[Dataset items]
···

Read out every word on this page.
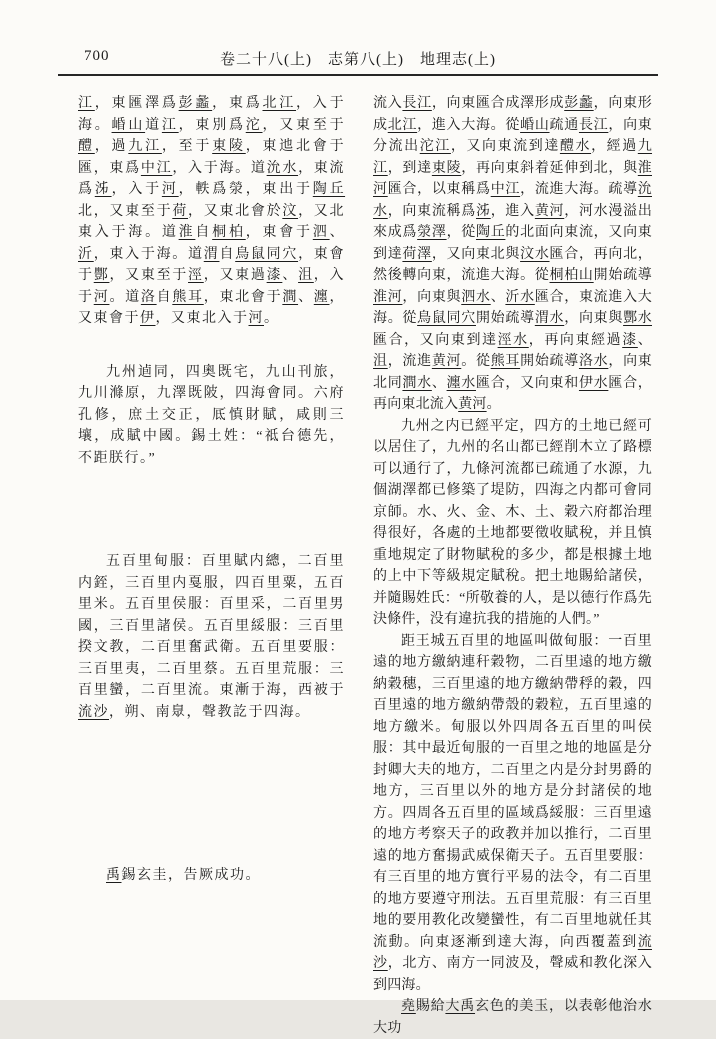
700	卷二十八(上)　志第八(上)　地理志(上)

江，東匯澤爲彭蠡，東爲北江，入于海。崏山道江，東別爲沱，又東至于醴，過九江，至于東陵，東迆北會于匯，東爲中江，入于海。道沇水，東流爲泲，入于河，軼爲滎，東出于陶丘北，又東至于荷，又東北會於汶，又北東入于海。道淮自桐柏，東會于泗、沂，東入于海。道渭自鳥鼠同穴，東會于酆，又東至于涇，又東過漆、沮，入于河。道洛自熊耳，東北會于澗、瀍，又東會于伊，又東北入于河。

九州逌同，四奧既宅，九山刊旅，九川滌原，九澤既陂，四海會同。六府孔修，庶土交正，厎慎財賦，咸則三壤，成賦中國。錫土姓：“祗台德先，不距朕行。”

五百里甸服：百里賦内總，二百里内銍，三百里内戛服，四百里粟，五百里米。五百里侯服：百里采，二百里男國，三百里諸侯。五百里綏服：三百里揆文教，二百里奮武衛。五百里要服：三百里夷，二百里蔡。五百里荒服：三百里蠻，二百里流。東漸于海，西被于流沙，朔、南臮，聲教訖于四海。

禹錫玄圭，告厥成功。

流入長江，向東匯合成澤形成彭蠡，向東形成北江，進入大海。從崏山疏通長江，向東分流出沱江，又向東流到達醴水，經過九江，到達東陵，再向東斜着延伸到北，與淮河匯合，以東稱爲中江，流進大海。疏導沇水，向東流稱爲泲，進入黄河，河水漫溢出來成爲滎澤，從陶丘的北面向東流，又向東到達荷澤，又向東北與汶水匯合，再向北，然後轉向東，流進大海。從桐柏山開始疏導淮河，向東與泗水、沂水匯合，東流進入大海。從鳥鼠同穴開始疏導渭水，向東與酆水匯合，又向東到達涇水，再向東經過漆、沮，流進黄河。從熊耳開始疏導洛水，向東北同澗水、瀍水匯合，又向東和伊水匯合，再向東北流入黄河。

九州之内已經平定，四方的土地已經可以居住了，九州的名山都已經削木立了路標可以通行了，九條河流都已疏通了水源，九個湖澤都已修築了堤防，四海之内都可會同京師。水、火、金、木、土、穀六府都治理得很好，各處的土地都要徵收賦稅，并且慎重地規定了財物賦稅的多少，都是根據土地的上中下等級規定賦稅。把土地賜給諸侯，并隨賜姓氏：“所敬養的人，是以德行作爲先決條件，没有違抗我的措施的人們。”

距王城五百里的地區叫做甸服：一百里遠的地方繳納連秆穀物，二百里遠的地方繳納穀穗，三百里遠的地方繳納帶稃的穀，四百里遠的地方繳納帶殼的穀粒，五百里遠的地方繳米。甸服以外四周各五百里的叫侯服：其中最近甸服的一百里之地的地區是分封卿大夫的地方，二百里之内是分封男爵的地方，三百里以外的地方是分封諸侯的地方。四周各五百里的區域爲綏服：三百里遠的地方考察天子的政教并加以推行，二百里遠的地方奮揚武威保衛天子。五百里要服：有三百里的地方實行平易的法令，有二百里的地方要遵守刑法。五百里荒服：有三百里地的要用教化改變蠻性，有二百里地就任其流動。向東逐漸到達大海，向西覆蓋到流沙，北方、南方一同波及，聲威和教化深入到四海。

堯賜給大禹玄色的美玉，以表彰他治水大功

···

▶ [REQUIREMENT]:
What is needed is an exact reproduction of the data, pictures excluded.

▶ [THE ANSWER]:
Read out every word on this page.
700	卷二十八(上)　志第八(上)　地理志(上)

江，東匯澤爲彭蠡，東爲北江，入于海。崏山道江，東別爲沱，又東至于醴，過九江，至于東陵，東迆北會于匯，東爲中江，入于海。道沇水，東流爲泲，入于河，軼爲滎，東出于陶丘北，又東至于荷，又東北會於汶，又北東入于海。道淮自桐柏，東會于泗、沂，東入于海。道渭自鳥鼠同穴，東會于酆，又東至于涇，又東過漆、沮，入于河。道洛自熊耳，東北會于澗、瀍，又東會于伊，又東北入于河。

九州逌同，四奧既宅，九山刊旅，九川滌原，九澤既陂，四海會同。六府孔修，庶土交正，厎慎財賦，咸則三壤，成賦中國。錫土姓：“祗台德先，不距朕行。”

五百里甸服：百里賦内總，二百里内銍，三百里内戛服，四百里粟，五百里米。五百里侯服：百里采，二百里男國，三百里諸侯。五百里綏服：三百里揆文教，二百里奮武衛。五百里要服：三百里夷，二百里蔡。五百里荒服：三百里蠻，二百里流。東漸于海，西被于流沙，朔、南臮，聲教訖于四海。

禹錫玄圭，告厥成功。

流入長江，向東匯合成澤形成彭蠡，向東形成北江，進入大海。從崏山疏通長江，向東分流出沱江，又向東流到達醴水，經過九江，到達東陵，再向東斜着延伸到北，與淮河匯合，以東稱爲中江，流進大海。疏導沇水，向東流稱爲泲，進入黄河，河水漫溢出來成爲滎澤，從陶丘的北面向東流，又向東到達荷澤，又向東北與汶水匯合，再向北，然後轉向東，流進大海。從桐柏山開始疏導淮河，向東與泗水、沂水匯合，東流進入大海。從鳥鼠同穴開始疏導渭水，向東與酆水匯合，又向東到達涇水，再向東經過漆、沮，流進黄河。從熊耳開始疏導洛水，向東北同澗水、瀍水匯合，又向東和伊水匯合，再向東北流入黄河。

九州之内已經平定，四方的土地已經可以居住了，九州的名山都已經削木立了路標可以通行了，九條河流都已疏通了水源，九個湖澤都已修築了堤防，四海之内都可會同京師。水、火、金、木、土、穀六府都治理得很好，各處的土地都要徵收賦稅，并且慎重地規定了財物賦稅的多少，都是根據土地的上中下等級規定賦稅。把土地賜給諸侯，并隨賜姓氏：“所敬養的人，是以德行作爲先決條件，没有違抗我的措施的人們。”

距王城五百里的地區叫做甸服：一百里遠的地方繳納連秆穀物，二百里遠的地方繳納穀穗，三百里遠的地方繳納帶稃的穀，四百里遠的地方繳納帶殼的穀粒，五百里遠的地方繳米。甸服以外四周各五百里的叫侯服：其中最近甸服的一百里之地的地區是分封卿大夫的地方，二百里之内是分封男爵的地方，三百里以外的地方是分封諸侯的地方。四周各五百里的區域爲綏服：三百里遠的地方考察天子的政教并加以推行，二百里遠的地方奮揚武威保衛天子。五百里要服：有三百里的地方實行平易的法令，有二百里的地方要遵守刑法。五百里荒服：有三百里地的要用教化改變蠻性，有二百里地就任其流動。向東逐漸到達大海，向西覆蓋到流沙，北方、南方一同波及，聲威和教化深入到四海。

堯賜給大禹玄色的美玉，以表彰他治水大功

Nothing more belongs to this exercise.